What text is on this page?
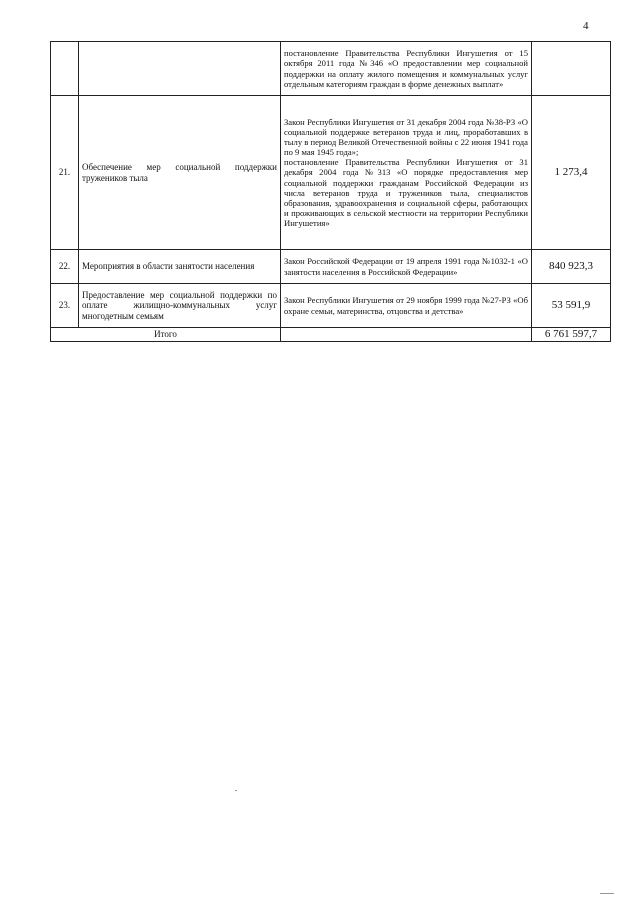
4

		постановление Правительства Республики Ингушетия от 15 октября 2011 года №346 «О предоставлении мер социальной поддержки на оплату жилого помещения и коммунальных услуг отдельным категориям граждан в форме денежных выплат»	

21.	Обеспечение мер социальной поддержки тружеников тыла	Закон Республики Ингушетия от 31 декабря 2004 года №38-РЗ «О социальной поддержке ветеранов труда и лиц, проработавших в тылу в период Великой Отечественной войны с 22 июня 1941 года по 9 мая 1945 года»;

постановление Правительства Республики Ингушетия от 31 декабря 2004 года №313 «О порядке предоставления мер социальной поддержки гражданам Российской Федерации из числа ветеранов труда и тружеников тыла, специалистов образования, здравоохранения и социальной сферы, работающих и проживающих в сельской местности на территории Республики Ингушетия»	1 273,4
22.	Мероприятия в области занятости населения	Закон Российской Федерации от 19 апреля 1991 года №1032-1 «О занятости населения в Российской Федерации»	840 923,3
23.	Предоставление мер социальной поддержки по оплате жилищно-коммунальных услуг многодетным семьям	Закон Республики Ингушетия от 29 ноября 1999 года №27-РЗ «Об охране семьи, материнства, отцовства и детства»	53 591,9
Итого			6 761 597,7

━━━━━━━━━━

DESCRIPTION OF THE TASK>
Reproduce the data above in full, exactly as it is, with the pictures left out.

REPLY TO THE EXERCISE>
What text is on this page?
4

		постановление Правительства Республики Ингушетия от 15 октября 2011 года №346 «О предоставлении мер социальной поддержки на оплату жилого помещения и коммунальных услуг отдельным категориям граждан в форме денежных выплат»	

21.	Обеспечение мер социальной поддержки тружеников тыла	Закон Республики Ингушетия от 31 декабря 2004 года №38-РЗ «О социальной поддержке ветеранов труда и лиц, проработавших в тылу в период Великой Отечественной войны с 22 июня 1941 года по 9 мая 1945 года»;

постановление Правительства Республики Ингушетия от 31 декабря 2004 года №313 «О порядке предоставления мер социальной поддержки гражданам Российской Федерации из числа ветеранов труда и тружеников тыла, специалистов образования, здравоохранения и социальной сферы, работающих и проживающих в сельской местности на территории Республики Ингушетия»	1 273,4
22.	Мероприятия в области занятости населения	Закон Российской Федерации от 19 апреля 1991 года №1032-1 «О занятости населения в Российской Федерации»	840 923,3
23.	Предоставление мер социальной поддержки по оплате жилищно-коммунальных услуг многодетным семьям	Закон Республики Ингушетия от 29 ноября 1999 года №27-РЗ «Об охране семьи, материнства, отцовства и детства»	53 591,9
Итого			6 761 597,7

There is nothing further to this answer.